Requirements -
Each line below should be reproduced without any alteration.

+++ Dataset extract

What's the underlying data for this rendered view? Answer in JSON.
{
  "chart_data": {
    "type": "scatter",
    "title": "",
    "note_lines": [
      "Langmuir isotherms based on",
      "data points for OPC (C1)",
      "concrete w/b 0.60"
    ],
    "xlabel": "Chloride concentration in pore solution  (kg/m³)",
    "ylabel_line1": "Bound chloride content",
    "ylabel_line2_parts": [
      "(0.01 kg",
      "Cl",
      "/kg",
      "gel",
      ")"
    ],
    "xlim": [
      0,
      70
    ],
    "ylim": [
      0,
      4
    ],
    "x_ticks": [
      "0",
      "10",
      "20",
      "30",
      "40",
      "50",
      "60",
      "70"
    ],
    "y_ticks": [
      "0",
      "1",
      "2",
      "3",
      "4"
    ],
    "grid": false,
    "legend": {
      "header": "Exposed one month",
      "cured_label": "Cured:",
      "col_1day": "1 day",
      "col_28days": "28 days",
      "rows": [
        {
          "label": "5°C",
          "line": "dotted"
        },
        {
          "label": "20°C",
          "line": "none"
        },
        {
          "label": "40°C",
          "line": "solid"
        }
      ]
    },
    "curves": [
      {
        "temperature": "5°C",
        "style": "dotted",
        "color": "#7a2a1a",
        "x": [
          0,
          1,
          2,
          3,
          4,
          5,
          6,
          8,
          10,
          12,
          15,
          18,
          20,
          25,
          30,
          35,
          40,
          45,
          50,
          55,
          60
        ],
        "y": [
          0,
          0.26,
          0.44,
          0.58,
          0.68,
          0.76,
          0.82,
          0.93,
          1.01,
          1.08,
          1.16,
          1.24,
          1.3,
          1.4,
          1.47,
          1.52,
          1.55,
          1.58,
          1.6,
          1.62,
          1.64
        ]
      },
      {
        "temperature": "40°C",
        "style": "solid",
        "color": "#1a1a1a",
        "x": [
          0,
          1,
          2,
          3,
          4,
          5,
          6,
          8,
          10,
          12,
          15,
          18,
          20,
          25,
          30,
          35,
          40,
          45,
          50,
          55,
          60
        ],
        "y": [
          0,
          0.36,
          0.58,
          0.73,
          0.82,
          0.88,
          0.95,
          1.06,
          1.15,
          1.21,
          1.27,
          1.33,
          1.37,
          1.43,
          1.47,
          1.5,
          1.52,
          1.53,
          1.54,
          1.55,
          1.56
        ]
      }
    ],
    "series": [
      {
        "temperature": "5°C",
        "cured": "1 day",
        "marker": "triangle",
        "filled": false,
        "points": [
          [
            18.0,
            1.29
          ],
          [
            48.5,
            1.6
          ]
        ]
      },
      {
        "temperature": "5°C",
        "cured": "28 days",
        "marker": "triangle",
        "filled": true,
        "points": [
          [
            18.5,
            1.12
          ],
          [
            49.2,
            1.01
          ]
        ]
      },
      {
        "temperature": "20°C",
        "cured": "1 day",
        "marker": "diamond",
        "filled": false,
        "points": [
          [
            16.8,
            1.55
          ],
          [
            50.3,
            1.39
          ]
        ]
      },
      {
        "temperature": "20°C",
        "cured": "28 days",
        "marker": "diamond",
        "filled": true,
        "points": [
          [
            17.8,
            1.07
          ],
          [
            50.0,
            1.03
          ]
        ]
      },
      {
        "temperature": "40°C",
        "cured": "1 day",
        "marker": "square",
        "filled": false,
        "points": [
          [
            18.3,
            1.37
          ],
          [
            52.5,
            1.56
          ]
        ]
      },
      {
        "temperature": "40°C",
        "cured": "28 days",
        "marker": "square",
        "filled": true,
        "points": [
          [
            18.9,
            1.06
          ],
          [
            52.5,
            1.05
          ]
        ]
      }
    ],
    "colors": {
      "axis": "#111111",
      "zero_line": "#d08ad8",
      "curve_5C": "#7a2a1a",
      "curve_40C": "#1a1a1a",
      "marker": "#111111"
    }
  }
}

++++++

Reply -
What's the underlying data for this rendered view? Answer in JSON.
{
  "chart_data": {
    "type": "scatter",
    "title": "",
    "note_lines": [
      "Langmuir isotherms based on",
      "data points for OPC (C1)",
      "concrete w/b 0.60"
    ],
    "xlabel": "Chloride concentration in pore solution  (kg/m³)",
    "ylabel_line1": "Bound chloride content",
    "ylabel_line2_parts": [
      "(0.01 kg",
      "Cl",
      "/kg",
      "gel",
      ")"
    ],
    "xlim": [
      0,
      70
    ],
    "ylim": [
      0,
      4
    ],
    "x_ticks": [
      "0",
      "10",
      "20",
      "30",
      "40",
      "50",
      "60",
      "70"
    ],
    "y_ticks": [
      "0",
      "1",
      "2",
      "3",
      "4"
    ],
    "grid": false,
    "legend": {
      "header": "Exposed one month",
      "cured_label": "Cured:",
      "col_1day": "1 day",
      "col_28days": "28 days",
      "rows": [
        {
          "label": "5°C",
          "line": "dotted"
        },
        {
          "label": "20°C",
          "line": "none"
        },
        {
          "label": "40°C",
          "line": "solid"
        }
      ]
    },
    "curves": [
      {
        "temperature": "5°C",
        "style": "dotted",
        "color": "#7a2a1a",
        "x": [
          0,
          1,
          2,
          3,
          4,
          5,
          6,
          8,
          10,
          12,
          15,
          18,
          20,
          25,
          30,
          35,
          40,
          45,
          50,
          55,
          60
        ],
        "y": [
          0,
          0.26,
          0.44,
          0.58,
          0.68,
          0.76,
          0.82,
          0.93,
          1.01,
          1.08,
          1.16,
          1.24,
          1.3,
          1.4,
          1.47,
          1.52,
          1.55,
          1.58,
          1.6,
          1.62,
          1.64
        ]
      },
      {
        "temperature": "40°C",
        "style": "solid",
        "color": "#1a1a1a",
        "x": [
          0,
          1,
          2,
          3,
          4,
          5,
          6,
          8,
          10,
          12,
          15,
          18,
          20,
          25,
          30,
          35,
          40,
          45,
          50,
          55,
          60
        ],
        "y": [
          0,
          0.36,
          0.58,
          0.73,
          0.82,
          0.88,
          0.95,
          1.06,
          1.15,
          1.21,
          1.27,
          1.33,
          1.37,
          1.43,
          1.47,
          1.5,
          1.52,
          1.53,
          1.54,
          1.55,
          1.56
        ]
      }
    ],
    "series": [
      {
        "temperature": "5°C",
        "cured": "1 day",
        "marker": "triangle",
        "filled": false,
        "points": [
          [
            18.0,
            1.29
          ],
          [
            48.5,
            1.6
          ]
        ]
      },
      {
        "temperature": "5°C",
        "cured": "28 days",
        "marker": "triangle",
        "filled": true,
        "points": [
          [
            18.5,
            1.12
          ],
          [
            49.2,
            1.01
          ]
        ]
      },
      {
        "temperature": "20°C",
        "cured": "1 day",
        "marker": "diamond",
        "filled": false,
        "points": [
          [
            16.8,
            1.55
          ],
          [
            50.3,
            1.39
          ]
        ]
      },
      {
        "temperature": "20°C",
        "cured": "28 days",
        "marker": "diamond",
        "filled": true,
        "points": [
          [
            17.8,
            1.07
          ],
          [
            50.0,
            1.03
          ]
        ]
      },
      {
        "temperature": "40°C",
        "cured": "1 day",
        "marker": "square",
        "filled": false,
        "points": [
          [
            18.3,
            1.37
          ],
          [
            52.5,
            1.56
          ]
        ]
      },
      {
        "temperature": "40°C",
        "cured": "28 days",
        "marker": "square",
        "filled": true,
        "points": [
          [
            18.9,
            1.06
          ],
          [
            52.5,
            1.05
          ]
        ]
      }
    ],
    "colors": {
      "axis": "#111111",
      "zero_line": "#d08ad8",
      "curve_5C": "#7a2a1a",
      "curve_40C": "#1a1a1a",
      "marker": "#111111"
    }
  }
}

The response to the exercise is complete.